# [Task requirements]
Output every line of the data exactly as it appears.
◇ ◇ ◇
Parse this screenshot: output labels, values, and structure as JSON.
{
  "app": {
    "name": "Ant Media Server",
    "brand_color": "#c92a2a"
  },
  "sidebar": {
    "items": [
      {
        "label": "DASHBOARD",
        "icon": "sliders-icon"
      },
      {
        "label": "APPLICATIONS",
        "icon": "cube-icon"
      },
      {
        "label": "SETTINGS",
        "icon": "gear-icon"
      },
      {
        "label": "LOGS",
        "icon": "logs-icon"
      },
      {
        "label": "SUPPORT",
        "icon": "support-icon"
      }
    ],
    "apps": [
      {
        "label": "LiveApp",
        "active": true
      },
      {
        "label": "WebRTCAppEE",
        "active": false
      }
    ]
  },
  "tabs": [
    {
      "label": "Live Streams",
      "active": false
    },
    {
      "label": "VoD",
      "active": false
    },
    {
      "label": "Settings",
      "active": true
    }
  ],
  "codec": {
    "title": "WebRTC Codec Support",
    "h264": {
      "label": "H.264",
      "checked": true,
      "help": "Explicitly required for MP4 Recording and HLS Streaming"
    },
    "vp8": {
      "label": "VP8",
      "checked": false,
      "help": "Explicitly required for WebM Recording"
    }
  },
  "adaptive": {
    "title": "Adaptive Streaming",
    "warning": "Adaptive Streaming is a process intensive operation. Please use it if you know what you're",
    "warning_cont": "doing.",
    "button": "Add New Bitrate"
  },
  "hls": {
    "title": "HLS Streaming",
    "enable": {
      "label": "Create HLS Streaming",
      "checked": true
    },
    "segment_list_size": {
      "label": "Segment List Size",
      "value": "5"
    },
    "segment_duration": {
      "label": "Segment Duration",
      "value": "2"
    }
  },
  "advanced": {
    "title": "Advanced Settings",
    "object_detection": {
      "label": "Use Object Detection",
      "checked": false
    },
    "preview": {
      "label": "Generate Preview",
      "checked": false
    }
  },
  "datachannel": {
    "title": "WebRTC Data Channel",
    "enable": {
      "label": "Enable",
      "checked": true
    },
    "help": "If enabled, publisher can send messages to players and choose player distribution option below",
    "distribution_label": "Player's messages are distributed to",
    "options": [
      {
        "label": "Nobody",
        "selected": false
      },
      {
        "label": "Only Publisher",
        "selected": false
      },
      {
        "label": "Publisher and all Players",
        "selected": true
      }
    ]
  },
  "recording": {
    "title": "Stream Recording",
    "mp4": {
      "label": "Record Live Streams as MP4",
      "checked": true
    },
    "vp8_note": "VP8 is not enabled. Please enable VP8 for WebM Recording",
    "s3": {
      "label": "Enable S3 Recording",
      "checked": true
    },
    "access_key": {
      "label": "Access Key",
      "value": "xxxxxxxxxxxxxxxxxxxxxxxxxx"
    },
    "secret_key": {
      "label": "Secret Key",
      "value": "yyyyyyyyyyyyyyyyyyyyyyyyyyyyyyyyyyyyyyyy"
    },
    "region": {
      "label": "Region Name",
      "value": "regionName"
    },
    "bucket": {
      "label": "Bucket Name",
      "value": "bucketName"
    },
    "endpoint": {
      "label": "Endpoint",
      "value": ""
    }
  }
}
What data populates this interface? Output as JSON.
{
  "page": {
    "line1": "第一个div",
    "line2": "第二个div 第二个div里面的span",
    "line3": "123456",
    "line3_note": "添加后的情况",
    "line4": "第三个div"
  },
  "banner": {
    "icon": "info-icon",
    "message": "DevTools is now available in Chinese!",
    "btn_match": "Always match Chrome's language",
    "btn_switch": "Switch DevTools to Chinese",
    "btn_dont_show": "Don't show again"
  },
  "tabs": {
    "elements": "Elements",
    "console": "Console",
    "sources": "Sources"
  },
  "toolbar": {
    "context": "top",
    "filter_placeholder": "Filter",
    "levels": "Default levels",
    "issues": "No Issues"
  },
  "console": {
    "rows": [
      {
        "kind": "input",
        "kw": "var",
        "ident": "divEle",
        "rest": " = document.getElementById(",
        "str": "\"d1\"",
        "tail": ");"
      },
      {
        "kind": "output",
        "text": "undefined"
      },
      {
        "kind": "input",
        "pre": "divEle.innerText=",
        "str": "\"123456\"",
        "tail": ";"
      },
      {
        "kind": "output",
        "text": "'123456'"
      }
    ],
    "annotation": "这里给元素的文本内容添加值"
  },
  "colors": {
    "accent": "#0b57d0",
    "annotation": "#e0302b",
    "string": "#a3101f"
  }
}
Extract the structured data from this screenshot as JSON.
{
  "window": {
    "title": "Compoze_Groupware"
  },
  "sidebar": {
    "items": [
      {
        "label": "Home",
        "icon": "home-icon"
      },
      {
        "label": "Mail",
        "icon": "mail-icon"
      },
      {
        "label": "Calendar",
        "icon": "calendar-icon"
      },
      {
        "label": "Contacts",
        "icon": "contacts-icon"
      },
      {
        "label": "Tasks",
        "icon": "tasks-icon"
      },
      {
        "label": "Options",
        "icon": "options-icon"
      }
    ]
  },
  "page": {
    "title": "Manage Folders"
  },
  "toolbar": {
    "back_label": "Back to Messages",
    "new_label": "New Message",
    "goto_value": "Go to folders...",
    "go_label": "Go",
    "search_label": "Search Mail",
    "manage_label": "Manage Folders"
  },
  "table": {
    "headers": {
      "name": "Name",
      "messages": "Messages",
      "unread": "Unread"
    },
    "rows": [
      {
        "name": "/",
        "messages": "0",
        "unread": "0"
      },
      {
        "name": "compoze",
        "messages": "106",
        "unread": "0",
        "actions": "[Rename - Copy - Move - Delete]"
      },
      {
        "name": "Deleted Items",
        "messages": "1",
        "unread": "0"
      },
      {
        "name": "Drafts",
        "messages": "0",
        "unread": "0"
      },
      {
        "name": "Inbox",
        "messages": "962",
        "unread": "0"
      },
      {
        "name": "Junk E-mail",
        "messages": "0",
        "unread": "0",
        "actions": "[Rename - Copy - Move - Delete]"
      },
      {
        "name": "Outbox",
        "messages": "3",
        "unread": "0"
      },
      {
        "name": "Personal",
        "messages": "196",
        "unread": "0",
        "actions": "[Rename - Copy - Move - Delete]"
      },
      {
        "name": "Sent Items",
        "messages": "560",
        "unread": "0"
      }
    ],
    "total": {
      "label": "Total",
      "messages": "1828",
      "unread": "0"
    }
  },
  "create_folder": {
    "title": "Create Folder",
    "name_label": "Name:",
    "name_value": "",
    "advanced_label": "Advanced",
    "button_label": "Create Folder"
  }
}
◇ ◇ ◇
# [Result of this exercise]
Parse this screenshot: output labels, values, and structure as JSON.
{
  "app": {
    "name": "Ant Media Server",
    "brand_color": "#c92a2a"
  },
  "sidebar": {
    "items": [
      {
        "label": "DASHBOARD",
        "icon": "sliders-icon"
      },
      {
        "label": "APPLICATIONS",
        "icon": "cube-icon"
      },
      {
        "label": "SETTINGS",
        "icon": "gear-icon"
      },
      {
        "label": "LOGS",
        "icon": "logs-icon"
      },
      {
        "label": "SUPPORT",
        "icon": "support-icon"
      }
    ],
    "apps": [
      {
        "label": "LiveApp",
        "active": true
      },
      {
        "label": "WebRTCAppEE",
        "active": false
      }
    ]
  },
  "tabs": [
    {
      "label": "Live Streams",
      "active": false
    },
    {
      "label": "VoD",
      "active": false
    },
    {
      "label": "Settings",
      "active": true
    }
  ],
  "codec": {
    "title": "WebRTC Codec Support",
    "h264": {
      "label": "H.264",
      "checked": true,
      "help": "Explicitly required for MP4 Recording and HLS Streaming"
    },
    "vp8": {
      "label": "VP8",
      "checked": false,
      "help": "Explicitly required for WebM Recording"
    }
  },
  "adaptive": {
    "title": "Adaptive Streaming",
    "warning": "Adaptive Streaming is a process intensive operation. Please use it if you know what you're",
    "warning_cont": "doing.",
    "button": "Add New Bitrate"
  },
  "hls": {
    "title": "HLS Streaming",
    "enable": {
      "label": "Create HLS Streaming",
      "checked": true
    },
    "segment_list_size": {
      "label": "Segment List Size",
      "value": "5"
    },
    "segment_duration": {
      "label": "Segment Duration",
      "value": "2"
    }
  },
  "advanced": {
    "title": "Advanced Settings",
    "object_detection": {
      "label": "Use Object Detection",
      "checked": false
    },
    "preview": {
      "label": "Generate Preview",
      "checked": false
    }
  },
  "datachannel": {
    "title": "WebRTC Data Channel",
    "enable": {
      "label": "Enable",
      "checked": true
    },
    "help": "If enabled, publisher can send messages to players and choose player distribution option below",
    "distribution_label": "Player's messages are distributed to",
    "options": [
      {
        "label": "Nobody",
        "selected": false
      },
      {
        "label": "Only Publisher",
        "selected": false
      },
      {
        "label": "Publisher and all Players",
        "selected": true
      }
    ]
  },
  "recording": {
    "title": "Stream Recording",
    "mp4": {
      "label": "Record Live Streams as MP4",
      "checked": true
    },
    "vp8_note": "VP8 is not enabled. Please enable VP8 for WebM Recording",
    "s3": {
      "label": "Enable S3 Recording",
      "checked": true
    },
    "access_key": {
      "label": "Access Key",
      "value": "xxxxxxxxxxxxxxxxxxxxxxxxxx"
    },
    "secret_key": {
      "label": "Secret Key",
      "value": "yyyyyyyyyyyyyyyyyyyyyyyyyyyyyyyyyyyyyyyy"
    },
    "region": {
      "label": "Region Name",
      "value": "regionName"
    },
    "bucket": {
      "label": "Bucket Name",
      "value": "bucketName"
    },
    "endpoint": {
      "label": "Endpoint",
      "value": ""
    }
  }
}
What data populates this interface? Output as JSON.
{
  "page": {
    "line1": "第一个div",
    "line2": "第二个div 第二个div里面的span",
    "line3": "123456",
    "line3_note": "添加后的情况",
    "line4": "第三个div"
  },
  "banner": {
    "icon": "info-icon",
    "message": "DevTools is now available in Chinese!",
    "btn_match": "Always match Chrome's language",
    "btn_switch": "Switch DevTools to Chinese",
    "btn_dont_show": "Don't show again"
  },
  "tabs": {
    "elements": "Elements",
    "console": "Console",
    "sources": "Sources"
  },
  "toolbar": {
    "context": "top",
    "filter_placeholder": "Filter",
    "levels": "Default levels",
    "issues": "No Issues"
  },
  "console": {
    "rows": [
      {
        "kind": "input",
        "kw": "var",
        "ident": "divEle",
        "rest": " = document.getElementById(",
        "str": "\"d1\"",
        "tail": ");"
      },
      {
        "kind": "output",
        "text": "undefined"
      },
      {
        "kind": "input",
        "pre": "divEle.innerText=",
        "str": "\"123456\"",
        "tail": ";"
      },
      {
        "kind": "output",
        "text": "'123456'"
      }
    ],
    "annotation": "这里给元素的文本内容添加值"
  },
  "colors": {
    "accent": "#0b57d0",
    "annotation": "#e0302b",
    "string": "#a3101f"
  }
}
Extract the structured data from this screenshot as JSON.
{
  "window": {
    "title": "Compoze_Groupware"
  },
  "sidebar": {
    "items": [
      {
        "label": "Home",
        "icon": "home-icon"
      },
      {
        "label": "Mail",
        "icon": "mail-icon"
      },
      {
        "label": "Calendar",
        "icon": "calendar-icon"
      },
      {
        "label": "Contacts",
        "icon": "contacts-icon"
      },
      {
        "label": "Tasks",
        "icon": "tasks-icon"
      },
      {
        "label": "Options",
        "icon": "options-icon"
      }
    ]
  },
  "page": {
    "title": "Manage Folders"
  },
  "toolbar": {
    "back_label": "Back to Messages",
    "new_label": "New Message",
    "goto_value": "Go to folders...",
    "go_label": "Go",
    "search_label": "Search Mail",
    "manage_label": "Manage Folders"
  },
  "table": {
    "headers": {
      "name": "Name",
      "messages": "Messages",
      "unread": "Unread"
    },
    "rows": [
      {
        "name": "/",
        "messages": "0",
        "unread": "0"
      },
      {
        "name": "compoze",
        "messages": "106",
        "unread": "0",
        "actions": "[Rename - Copy - Move - Delete]"
      },
      {
        "name": "Deleted Items",
        "messages": "1",
        "unread": "0"
      },
      {
        "name": "Drafts",
        "messages": "0",
        "unread": "0"
      },
      {
        "name": "Inbox",
        "messages": "962",
        "unread": "0"
      },
      {
        "name": "Junk E-mail",
        "messages": "0",
        "unread": "0",
        "actions": "[Rename - Copy - Move - Delete]"
      },
      {
        "name": "Outbox",
        "messages": "3",
        "unread": "0"
      },
      {
        "name": "Personal",
        "messages": "196",
        "unread": "0",
        "actions": "[Rename - Copy - Move - Delete]"
      },
      {
        "name": "Sent Items",
        "messages": "560",
        "unread": "0"
      }
    ],
    "total": {
      "label": "Total",
      "messages": "1828",
      "unread": "0"
    }
  },
  "create_folder": {
    "title": "Create Folder",
    "name_label": "Name:",
    "name_value": "",
    "advanced_label": "Advanced",
    "button_label": "Create Folder"
  }
}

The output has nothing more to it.